**Consigne:** D'après la page sur le film Like Someone In Love, en quelle année Abbas Kiarostami crée-t-il le département cinéma de l'Institut pour le développement intellectuel des enfants et des jeunes adultes ?

**Extrait de page:**
----

Film soutenu

Like Someone In Love

Abbas Kiarostami

Distribution : Mk2 Diffusion

Date de sortie : 10/10/2012

France / Japon - 2012 - 1h49 - 1.66

Un vieil homme et une jeune femme se rencontrent à Tokyo. Elle ne sait rien de lui, lui croit la connaître. Il lui ouvre sa maison, elle lui propose son corps. Mais rien de ce qui se tisse entre eux en l’espace de vingt-quatre heures ne tient aux circonstances de leur rencontre.

Sélection officielle -Compétition – Festival de Cannes 2012

Fiche artistique
AKIKO Rin Takanashi / TAKASHI Tadashi Okuno / NORIAKI Ryo Kase / HIROSHI Denden / LE VOISIN Mihoko Suzuki / LA GRAND-MÈRE D’AKIKO Kaneko Kubota / VIEIL ÉTUDIANT Hiroyuki Kishi / NAGISA Reiko Mori / LE CHAUFFEUR DE TAXI Kouichi Ohori / LE MÉCANICIEN Tomoaki Tatsumi/ L’AMIE DE NAGISA Seina Kasugai

Fiche technique
Un film réalisé par Abbas KIAROSTAMI
Scénario original Abbas KIAROSTAMI
Assistante du réalisateur et interprète Shohreh GOLPARIAN
Scripte EdiShogo YOKOYAMA
Directeur de la photographie Katsumi YANAGIJIMA
Montage Bahman KIAROSTAMI
Chef opérateur du son Nobuyuki KIKUCHI
Montage son Reza NARIMIZADEH
Mixage Mohmmadreza DELPAK
Chef décorateur Toshihiro ISOMI
 

Abbas Kiarostami

Abbas Kiarostami est né le 22 juin 1940 à Téhéran en Iran. Très tôt intéressé par le dessin, il participe à dix-huit ans à un concours d’art graphique et le réussit. Il  suit des études aux Beaux- Arts tout en monnayant ses talents de graphiste, affichiste et réalisateur de spots publicitaires.
En 1969, il crée le département cinéma de l’Institut pour le développement intellectuel des enfants et des jeunes adultes. C’est dans ce cadre qu’il dirige ses premiers courts métrages.

----

**Lignes fournies:**
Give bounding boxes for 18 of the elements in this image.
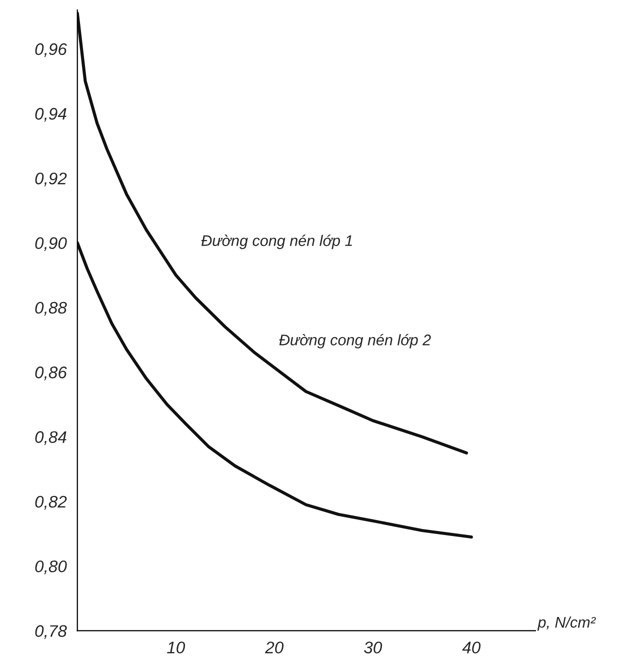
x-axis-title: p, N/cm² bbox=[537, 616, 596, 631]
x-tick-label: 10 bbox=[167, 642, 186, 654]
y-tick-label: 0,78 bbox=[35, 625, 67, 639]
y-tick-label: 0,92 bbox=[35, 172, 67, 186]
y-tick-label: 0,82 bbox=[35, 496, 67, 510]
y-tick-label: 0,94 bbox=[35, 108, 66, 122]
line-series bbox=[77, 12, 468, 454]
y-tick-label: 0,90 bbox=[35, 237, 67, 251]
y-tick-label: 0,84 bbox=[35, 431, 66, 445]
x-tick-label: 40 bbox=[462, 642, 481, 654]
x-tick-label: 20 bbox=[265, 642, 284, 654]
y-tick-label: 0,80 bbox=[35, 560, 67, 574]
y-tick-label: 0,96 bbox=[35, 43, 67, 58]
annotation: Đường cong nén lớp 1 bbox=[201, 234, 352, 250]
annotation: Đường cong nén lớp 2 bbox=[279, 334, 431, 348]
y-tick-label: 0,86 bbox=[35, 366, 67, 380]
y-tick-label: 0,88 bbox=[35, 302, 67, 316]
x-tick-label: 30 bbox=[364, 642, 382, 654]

----

**Résultat:** En 1969.